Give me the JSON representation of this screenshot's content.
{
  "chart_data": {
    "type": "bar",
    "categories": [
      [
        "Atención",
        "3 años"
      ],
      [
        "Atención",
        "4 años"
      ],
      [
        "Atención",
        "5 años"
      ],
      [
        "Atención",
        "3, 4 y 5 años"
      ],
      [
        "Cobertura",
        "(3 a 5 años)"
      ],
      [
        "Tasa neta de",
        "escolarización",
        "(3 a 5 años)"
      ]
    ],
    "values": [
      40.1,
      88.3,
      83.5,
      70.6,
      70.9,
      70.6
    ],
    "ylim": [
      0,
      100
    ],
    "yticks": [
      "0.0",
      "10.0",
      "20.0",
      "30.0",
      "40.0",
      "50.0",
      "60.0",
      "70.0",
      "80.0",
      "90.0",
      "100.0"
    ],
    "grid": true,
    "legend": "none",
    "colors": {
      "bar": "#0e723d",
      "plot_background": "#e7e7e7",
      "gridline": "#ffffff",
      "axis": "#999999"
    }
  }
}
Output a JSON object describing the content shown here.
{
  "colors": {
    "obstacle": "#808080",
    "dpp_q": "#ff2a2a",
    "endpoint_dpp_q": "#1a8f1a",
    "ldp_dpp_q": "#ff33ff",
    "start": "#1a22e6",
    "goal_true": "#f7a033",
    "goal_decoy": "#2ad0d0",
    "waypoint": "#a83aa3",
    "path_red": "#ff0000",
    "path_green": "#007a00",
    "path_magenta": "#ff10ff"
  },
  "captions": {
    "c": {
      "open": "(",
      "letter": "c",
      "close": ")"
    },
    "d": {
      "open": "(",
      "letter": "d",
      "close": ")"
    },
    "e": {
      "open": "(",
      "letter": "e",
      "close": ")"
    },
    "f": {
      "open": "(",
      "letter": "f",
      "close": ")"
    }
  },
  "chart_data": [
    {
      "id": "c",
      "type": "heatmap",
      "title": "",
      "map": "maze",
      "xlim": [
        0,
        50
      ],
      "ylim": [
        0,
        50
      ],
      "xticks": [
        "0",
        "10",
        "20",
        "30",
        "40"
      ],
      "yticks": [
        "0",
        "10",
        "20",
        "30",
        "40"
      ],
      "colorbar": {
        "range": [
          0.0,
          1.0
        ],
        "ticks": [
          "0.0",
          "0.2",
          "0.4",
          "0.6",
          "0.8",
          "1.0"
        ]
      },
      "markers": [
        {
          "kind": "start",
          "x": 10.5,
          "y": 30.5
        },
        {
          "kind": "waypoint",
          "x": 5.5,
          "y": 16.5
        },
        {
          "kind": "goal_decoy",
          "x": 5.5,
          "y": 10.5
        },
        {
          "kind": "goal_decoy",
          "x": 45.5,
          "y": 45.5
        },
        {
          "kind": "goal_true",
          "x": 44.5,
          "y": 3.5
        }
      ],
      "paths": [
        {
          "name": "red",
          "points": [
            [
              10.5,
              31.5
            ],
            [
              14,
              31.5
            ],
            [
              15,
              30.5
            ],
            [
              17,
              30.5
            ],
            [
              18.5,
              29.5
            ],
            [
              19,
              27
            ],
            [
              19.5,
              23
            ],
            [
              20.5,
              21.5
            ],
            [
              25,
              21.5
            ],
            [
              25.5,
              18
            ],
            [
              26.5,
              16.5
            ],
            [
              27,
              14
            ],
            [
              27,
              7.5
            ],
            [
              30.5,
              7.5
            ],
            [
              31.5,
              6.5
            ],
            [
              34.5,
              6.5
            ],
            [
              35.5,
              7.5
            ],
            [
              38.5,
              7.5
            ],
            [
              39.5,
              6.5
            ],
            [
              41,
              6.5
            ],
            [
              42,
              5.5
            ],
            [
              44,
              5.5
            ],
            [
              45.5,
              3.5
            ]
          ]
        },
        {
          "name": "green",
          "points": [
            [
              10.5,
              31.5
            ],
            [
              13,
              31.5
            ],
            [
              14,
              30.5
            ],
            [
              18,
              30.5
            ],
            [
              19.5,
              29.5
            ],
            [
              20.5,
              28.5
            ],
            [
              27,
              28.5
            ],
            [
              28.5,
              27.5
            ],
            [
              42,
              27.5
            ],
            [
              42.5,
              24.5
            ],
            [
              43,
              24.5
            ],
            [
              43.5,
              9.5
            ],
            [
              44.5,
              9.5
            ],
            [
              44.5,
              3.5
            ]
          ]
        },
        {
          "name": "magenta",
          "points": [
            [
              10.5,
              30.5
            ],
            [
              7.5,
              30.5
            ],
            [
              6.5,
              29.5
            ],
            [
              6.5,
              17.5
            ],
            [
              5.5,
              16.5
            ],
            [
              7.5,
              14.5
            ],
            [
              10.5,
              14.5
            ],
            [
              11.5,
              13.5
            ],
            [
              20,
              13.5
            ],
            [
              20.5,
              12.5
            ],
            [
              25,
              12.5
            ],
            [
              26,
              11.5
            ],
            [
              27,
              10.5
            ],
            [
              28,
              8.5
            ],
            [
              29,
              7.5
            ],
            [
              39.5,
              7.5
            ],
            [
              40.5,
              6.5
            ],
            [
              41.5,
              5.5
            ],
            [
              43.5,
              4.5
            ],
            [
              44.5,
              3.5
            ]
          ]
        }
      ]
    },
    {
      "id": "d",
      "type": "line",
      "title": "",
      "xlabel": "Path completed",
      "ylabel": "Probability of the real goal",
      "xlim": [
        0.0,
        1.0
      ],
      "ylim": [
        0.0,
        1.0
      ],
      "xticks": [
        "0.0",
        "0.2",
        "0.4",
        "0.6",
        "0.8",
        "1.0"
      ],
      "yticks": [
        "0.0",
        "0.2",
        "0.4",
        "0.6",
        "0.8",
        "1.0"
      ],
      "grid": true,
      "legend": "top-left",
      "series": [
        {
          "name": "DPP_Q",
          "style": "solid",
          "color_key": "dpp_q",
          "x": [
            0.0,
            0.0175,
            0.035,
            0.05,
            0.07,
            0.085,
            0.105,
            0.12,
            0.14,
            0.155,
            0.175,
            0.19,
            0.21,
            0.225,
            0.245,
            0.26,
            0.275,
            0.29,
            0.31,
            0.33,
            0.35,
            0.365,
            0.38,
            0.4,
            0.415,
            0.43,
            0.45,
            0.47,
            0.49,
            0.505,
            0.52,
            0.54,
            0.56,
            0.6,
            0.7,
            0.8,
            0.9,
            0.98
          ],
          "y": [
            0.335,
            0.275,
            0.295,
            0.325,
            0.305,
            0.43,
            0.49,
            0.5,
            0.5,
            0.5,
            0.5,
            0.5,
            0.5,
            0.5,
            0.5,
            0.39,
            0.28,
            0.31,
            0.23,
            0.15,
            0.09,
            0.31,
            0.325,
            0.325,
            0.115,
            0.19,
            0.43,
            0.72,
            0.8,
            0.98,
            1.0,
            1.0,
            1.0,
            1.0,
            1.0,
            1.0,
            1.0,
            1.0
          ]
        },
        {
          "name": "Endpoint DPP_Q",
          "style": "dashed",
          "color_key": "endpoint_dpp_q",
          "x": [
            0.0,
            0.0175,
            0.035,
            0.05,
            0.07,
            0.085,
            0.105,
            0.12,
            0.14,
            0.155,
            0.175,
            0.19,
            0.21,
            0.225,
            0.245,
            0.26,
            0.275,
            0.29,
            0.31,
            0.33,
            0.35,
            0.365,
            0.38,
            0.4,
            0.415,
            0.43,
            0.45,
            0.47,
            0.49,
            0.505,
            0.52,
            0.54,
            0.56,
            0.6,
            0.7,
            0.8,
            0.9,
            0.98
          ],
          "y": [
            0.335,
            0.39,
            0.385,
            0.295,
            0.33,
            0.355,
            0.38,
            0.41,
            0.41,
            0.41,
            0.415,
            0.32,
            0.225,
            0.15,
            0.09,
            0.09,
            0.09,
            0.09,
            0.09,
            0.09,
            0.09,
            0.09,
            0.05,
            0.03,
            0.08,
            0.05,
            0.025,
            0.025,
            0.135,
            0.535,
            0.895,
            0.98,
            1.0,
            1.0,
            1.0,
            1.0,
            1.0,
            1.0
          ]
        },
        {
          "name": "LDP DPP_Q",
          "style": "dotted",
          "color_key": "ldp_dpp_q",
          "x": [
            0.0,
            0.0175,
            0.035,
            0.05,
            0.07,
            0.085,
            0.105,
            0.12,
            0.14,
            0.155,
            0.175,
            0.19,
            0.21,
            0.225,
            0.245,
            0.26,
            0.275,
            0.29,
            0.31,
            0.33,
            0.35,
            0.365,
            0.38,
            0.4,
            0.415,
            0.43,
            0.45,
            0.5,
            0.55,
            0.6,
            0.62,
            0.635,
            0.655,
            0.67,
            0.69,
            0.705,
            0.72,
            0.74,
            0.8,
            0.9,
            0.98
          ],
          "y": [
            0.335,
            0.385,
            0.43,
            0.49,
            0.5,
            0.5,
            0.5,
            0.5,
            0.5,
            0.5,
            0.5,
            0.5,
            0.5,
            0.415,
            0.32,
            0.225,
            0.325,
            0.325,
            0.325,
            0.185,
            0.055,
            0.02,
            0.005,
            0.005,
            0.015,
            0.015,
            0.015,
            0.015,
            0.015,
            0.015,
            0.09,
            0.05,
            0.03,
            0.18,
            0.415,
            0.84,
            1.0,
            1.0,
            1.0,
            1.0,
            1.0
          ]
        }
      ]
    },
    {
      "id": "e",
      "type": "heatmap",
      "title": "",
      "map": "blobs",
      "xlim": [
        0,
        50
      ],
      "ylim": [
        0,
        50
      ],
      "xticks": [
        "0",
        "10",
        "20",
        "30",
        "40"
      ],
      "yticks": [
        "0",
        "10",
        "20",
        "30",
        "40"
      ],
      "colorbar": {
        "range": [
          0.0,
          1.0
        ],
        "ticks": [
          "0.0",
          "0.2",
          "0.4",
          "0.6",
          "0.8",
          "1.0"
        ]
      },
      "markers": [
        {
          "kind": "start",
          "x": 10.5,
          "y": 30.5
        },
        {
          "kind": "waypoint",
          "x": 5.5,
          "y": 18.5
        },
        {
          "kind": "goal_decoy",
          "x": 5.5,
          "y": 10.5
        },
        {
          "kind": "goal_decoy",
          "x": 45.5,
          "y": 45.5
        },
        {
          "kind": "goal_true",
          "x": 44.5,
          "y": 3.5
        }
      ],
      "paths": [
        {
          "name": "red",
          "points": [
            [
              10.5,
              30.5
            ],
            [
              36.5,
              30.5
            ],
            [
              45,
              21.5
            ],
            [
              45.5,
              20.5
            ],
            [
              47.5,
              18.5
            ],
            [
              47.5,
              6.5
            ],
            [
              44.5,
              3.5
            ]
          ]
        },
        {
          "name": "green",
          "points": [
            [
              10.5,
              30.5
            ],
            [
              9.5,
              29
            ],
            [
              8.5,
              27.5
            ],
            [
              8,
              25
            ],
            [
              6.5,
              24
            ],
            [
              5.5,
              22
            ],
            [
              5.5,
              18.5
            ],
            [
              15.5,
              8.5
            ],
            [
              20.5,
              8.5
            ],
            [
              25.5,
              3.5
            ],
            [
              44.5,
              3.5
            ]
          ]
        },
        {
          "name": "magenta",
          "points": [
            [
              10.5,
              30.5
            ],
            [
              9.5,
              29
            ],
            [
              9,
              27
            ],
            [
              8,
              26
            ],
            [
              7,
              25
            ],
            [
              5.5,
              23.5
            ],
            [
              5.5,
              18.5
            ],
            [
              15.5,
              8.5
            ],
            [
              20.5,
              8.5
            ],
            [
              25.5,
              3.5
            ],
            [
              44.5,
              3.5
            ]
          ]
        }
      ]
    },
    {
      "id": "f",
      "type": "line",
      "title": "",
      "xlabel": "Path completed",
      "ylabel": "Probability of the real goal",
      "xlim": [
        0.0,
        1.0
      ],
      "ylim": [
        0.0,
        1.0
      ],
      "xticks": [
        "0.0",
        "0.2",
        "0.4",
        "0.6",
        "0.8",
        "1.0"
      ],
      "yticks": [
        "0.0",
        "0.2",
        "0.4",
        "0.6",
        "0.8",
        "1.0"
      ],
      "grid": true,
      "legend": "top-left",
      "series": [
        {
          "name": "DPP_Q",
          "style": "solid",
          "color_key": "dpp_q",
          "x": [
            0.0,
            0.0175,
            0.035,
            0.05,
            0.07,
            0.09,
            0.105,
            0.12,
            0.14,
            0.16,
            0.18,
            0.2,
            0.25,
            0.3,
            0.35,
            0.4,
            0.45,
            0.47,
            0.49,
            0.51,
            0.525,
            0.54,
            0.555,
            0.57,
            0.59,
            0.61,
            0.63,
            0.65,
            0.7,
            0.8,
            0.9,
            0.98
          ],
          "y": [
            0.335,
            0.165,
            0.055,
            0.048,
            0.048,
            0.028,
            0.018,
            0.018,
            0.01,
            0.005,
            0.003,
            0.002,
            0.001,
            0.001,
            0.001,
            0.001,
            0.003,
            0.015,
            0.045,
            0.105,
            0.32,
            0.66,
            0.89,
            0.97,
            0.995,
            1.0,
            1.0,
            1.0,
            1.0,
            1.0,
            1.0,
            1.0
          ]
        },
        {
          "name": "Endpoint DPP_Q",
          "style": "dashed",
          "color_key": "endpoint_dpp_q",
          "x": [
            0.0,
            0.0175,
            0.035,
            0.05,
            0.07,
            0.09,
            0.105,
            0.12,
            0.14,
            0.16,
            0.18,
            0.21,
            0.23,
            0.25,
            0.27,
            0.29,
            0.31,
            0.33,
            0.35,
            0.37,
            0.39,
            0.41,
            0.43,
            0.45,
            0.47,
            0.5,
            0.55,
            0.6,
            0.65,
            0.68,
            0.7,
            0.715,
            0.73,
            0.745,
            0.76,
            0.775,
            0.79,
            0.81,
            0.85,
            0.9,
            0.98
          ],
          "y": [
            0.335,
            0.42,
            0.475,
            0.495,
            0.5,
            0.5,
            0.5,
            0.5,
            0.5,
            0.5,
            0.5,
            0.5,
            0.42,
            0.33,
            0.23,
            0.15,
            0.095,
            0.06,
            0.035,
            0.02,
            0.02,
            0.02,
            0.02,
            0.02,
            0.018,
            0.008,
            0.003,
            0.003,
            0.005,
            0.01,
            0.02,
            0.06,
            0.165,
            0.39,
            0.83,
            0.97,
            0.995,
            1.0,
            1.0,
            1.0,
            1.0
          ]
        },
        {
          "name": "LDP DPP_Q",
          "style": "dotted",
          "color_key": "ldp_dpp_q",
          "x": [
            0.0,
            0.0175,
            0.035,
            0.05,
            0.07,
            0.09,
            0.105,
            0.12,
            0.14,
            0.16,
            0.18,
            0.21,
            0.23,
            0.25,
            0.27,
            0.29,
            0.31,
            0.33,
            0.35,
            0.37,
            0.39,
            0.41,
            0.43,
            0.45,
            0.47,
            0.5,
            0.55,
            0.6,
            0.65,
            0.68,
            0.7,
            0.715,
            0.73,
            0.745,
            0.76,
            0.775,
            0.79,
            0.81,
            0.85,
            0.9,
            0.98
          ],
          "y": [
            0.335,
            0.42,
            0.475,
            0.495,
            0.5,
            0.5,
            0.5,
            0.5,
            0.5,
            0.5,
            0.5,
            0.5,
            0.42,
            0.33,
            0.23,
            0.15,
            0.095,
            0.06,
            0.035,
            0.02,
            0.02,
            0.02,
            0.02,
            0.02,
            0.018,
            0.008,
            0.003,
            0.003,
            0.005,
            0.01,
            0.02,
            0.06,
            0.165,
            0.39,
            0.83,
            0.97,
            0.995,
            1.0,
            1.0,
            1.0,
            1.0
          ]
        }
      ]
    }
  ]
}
○ ○ ○ ○
## Instructions for the task
Using the records above, copy every line that has the word "JSON" in it.

## Solution to this exercise
Give me the JSON representation of this screenshot's content.
Output a JSON object describing the content shown here.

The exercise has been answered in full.